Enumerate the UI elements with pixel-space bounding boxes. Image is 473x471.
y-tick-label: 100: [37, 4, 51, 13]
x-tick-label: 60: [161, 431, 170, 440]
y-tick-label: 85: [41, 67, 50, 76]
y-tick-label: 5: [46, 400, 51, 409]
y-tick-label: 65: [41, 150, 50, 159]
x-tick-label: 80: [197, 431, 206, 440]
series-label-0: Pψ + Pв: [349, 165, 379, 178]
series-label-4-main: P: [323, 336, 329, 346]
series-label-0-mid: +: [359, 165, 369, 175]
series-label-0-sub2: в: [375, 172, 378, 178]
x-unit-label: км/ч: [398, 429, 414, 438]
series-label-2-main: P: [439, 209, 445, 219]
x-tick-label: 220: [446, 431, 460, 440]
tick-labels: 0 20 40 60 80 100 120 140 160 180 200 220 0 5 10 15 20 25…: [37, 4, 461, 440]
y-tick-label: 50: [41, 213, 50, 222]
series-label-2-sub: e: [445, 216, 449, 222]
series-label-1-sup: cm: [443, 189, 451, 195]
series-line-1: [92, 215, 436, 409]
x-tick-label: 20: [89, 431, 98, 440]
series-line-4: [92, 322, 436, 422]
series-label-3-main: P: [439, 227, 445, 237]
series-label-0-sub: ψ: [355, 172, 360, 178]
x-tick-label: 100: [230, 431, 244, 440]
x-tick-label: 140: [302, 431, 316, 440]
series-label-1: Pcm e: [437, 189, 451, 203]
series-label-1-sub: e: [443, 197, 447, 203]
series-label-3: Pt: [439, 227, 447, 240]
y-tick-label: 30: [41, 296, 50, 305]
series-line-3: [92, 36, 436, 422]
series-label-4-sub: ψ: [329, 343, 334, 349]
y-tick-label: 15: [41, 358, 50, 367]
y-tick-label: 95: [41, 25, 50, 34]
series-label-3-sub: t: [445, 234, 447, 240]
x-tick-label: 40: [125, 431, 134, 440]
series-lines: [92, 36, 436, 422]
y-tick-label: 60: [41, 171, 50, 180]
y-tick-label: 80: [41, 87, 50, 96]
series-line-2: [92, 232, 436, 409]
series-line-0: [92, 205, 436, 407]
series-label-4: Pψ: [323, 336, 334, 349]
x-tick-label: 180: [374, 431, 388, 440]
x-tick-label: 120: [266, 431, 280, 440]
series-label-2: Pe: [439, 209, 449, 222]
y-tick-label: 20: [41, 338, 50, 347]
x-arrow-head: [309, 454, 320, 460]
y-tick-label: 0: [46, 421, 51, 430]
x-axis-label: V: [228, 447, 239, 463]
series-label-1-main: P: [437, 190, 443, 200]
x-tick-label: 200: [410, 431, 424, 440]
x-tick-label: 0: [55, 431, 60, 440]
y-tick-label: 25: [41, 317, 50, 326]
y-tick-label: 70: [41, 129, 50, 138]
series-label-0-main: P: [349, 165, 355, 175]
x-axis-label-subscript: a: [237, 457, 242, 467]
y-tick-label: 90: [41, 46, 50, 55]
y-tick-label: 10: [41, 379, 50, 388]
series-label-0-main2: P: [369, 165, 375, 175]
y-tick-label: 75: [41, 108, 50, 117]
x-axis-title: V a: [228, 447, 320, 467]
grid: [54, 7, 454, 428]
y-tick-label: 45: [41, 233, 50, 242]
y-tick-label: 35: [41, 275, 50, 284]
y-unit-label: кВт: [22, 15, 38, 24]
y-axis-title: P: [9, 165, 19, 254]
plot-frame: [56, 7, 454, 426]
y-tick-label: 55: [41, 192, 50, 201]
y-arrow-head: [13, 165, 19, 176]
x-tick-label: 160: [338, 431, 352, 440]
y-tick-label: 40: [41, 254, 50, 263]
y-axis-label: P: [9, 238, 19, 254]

----

* [Exercise requirements] Output everything from the start of the records down to the line containing "series-label-0-sub2: в: [375, 172, 378, 178]" as a numbered list, skipping any blank lines.

* [The solution]
1. Enumerate the UI elements with pixel-space bounding boxes. Image is 473x471.
2. y-tick-label: 100: [37, 4, 51, 13]
3. x-tick-label: 60: [161, 431, 170, 440]
4. y-tick-label: 85: [41, 67, 50, 76]
5. y-tick-label: 5: [46, 400, 51, 409]
6. y-tick-label: 65: [41, 150, 50, 159]
7. x-tick-label: 80: [197, 431, 206, 440]
8. series-label-0: Pψ + Pв: [349, 165, 379, 178]
9. series-label-4-main: P: [323, 336, 329, 346]
10. series-label-0-mid: +: [359, 165, 369, 175]
11. series-label-0-sub2: в: [375, 172, 378, 178]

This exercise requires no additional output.